* [WORK TO BE COMPLETED]
Extract every line that contains the word "哈尔滨市第二职业中学校".

======== RAW RECORDS

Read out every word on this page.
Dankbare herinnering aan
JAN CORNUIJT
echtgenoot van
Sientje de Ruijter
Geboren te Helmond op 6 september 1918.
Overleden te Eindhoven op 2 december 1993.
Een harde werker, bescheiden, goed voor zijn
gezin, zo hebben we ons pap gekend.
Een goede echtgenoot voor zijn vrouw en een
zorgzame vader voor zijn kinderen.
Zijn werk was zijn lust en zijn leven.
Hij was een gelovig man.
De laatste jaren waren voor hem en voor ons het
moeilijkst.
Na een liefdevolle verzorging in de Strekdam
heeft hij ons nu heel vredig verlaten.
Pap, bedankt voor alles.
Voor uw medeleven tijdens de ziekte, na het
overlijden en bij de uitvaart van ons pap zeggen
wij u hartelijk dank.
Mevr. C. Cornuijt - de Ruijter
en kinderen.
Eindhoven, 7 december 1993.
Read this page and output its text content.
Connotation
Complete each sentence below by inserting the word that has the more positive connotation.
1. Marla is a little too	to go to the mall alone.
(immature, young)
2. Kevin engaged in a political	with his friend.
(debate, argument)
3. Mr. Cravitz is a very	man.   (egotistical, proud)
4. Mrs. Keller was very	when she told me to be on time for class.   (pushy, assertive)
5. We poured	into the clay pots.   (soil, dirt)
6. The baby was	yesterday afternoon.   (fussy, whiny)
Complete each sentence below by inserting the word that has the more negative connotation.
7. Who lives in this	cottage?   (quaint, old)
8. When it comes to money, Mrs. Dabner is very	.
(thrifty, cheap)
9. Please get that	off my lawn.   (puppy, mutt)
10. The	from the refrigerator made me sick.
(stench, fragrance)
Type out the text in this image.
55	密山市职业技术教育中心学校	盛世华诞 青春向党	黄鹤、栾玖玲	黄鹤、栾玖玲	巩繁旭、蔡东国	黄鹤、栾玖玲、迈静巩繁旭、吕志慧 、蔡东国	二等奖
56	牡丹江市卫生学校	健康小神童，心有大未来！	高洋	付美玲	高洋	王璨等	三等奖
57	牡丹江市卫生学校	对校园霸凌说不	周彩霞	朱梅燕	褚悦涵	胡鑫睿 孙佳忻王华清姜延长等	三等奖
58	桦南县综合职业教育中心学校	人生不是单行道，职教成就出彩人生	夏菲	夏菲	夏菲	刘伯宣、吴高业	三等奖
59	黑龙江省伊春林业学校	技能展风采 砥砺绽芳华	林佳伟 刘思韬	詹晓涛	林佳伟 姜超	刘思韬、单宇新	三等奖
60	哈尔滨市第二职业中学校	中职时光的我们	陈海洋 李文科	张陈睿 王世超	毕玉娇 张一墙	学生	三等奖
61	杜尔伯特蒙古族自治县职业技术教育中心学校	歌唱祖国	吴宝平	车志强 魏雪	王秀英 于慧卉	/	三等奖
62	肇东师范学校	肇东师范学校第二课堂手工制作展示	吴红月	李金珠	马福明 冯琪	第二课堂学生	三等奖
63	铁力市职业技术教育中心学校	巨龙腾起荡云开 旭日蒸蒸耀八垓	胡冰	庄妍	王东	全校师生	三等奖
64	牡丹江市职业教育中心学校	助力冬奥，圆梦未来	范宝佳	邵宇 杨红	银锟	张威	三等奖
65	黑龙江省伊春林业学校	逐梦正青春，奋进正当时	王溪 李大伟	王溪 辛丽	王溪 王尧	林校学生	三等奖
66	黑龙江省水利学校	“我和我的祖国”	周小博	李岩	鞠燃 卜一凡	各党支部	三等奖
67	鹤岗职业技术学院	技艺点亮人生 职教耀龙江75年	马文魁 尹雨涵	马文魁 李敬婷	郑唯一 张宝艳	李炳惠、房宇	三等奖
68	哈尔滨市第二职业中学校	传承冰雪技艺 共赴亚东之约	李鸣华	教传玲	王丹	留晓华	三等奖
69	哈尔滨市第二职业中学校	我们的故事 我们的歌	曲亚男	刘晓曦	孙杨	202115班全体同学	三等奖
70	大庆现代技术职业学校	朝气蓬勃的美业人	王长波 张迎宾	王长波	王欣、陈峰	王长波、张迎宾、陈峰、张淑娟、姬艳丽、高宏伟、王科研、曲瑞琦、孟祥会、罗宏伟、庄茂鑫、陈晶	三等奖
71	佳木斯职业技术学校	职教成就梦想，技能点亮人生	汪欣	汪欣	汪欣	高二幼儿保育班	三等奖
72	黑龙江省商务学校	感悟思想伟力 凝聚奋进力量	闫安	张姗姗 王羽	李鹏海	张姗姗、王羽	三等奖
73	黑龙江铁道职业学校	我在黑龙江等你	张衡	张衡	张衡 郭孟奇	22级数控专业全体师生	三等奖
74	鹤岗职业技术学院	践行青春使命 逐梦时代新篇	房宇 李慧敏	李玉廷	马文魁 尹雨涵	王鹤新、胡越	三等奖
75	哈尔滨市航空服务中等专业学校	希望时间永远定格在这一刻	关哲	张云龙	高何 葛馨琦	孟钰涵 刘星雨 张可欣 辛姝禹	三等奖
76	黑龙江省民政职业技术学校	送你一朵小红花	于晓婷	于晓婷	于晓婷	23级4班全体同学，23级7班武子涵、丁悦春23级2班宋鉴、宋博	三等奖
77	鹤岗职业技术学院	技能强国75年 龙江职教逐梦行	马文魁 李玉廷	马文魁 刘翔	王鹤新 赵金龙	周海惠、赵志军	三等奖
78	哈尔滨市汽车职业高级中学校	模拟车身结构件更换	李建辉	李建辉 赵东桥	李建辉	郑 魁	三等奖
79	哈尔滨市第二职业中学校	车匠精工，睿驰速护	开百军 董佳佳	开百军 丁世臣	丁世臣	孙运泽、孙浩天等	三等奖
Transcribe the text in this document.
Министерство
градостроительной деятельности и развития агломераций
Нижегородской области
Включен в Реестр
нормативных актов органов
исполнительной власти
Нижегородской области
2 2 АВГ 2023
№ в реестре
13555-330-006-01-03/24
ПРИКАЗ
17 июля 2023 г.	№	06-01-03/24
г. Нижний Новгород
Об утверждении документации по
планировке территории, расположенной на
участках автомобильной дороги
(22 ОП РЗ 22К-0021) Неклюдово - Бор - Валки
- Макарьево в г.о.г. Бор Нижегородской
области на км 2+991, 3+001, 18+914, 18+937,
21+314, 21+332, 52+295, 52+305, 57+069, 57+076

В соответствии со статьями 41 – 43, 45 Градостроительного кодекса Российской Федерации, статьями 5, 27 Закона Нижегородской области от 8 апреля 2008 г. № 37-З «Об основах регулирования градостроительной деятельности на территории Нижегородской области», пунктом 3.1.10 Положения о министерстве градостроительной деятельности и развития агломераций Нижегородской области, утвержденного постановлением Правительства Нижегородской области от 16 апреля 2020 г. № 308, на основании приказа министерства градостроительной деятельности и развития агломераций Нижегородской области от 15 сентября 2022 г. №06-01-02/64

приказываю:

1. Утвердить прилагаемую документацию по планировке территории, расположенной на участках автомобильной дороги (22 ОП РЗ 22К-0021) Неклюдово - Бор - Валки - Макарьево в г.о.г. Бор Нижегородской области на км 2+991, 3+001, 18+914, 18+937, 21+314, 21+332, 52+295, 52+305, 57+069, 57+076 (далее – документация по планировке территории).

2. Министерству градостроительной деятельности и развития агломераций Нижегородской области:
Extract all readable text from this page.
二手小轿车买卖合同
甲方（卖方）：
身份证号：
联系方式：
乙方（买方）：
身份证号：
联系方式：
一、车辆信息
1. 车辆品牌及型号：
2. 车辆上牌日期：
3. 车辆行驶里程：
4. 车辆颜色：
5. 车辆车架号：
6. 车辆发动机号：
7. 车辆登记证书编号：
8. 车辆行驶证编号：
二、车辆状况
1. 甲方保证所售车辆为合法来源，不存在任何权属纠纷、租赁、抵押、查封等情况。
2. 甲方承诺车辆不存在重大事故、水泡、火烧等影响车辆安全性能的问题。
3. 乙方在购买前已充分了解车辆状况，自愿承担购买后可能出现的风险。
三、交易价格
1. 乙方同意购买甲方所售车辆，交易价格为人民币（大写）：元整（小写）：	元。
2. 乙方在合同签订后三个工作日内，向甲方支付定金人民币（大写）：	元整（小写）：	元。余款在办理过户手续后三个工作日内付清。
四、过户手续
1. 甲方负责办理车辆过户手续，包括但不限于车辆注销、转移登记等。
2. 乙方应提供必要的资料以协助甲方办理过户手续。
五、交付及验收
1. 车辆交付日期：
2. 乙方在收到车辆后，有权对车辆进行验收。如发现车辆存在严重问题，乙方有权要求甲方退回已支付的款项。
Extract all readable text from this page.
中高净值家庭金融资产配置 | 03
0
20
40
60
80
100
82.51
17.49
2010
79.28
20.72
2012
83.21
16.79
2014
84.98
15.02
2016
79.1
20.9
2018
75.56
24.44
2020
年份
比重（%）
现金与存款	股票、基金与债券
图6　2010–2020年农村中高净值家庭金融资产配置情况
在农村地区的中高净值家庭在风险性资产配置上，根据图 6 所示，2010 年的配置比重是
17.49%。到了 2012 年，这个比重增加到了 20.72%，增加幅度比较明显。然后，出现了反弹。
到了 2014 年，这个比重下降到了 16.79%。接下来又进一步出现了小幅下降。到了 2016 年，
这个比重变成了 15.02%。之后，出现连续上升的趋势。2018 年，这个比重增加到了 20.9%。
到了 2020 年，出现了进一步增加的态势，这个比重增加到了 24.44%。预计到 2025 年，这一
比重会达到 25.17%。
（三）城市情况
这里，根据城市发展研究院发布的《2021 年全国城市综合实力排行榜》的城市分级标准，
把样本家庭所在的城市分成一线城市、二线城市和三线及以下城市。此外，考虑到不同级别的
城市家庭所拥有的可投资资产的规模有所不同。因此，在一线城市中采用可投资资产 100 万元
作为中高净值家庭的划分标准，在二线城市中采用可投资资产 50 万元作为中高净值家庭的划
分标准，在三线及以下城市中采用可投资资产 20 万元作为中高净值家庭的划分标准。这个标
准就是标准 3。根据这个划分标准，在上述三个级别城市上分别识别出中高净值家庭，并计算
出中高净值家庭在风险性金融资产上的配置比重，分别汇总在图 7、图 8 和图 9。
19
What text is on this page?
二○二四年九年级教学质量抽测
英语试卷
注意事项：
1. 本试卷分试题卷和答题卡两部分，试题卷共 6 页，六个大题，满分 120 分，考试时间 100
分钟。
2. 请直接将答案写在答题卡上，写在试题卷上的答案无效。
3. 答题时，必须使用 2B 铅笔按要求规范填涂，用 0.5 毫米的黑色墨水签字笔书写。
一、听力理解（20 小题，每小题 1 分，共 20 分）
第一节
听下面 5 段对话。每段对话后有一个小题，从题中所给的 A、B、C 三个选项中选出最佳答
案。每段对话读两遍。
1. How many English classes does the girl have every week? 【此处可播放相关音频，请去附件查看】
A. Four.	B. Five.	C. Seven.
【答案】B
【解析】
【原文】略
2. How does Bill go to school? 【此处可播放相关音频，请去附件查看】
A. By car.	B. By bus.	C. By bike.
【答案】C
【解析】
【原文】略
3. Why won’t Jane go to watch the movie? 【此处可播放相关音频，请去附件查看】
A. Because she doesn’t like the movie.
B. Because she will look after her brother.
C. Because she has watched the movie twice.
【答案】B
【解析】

================

* [COMPLETE OUTPUT]
60	哈尔滨市第二职业中学校	中职时光的我们	陈海洋 李文科	张陈睿 王世超	毕玉娇 张一墙	学生	三等奖
68	哈尔滨市第二职业中学校	传承冰雪技艺 共赴亚东之约	李鸣华	教传玲	王丹	留晓华	三等奖
69	哈尔滨市第二职业中学校	我们的故事 我们的歌	曲亚男	刘晓曦	孙杨	202115班全体同学	三等奖
79	哈尔滨市第二职业中学校	车匠精工，睿驰速护	开百军 董佳佳	开百军 丁世臣	丁世臣	孙运泽、孙浩天等	三等奖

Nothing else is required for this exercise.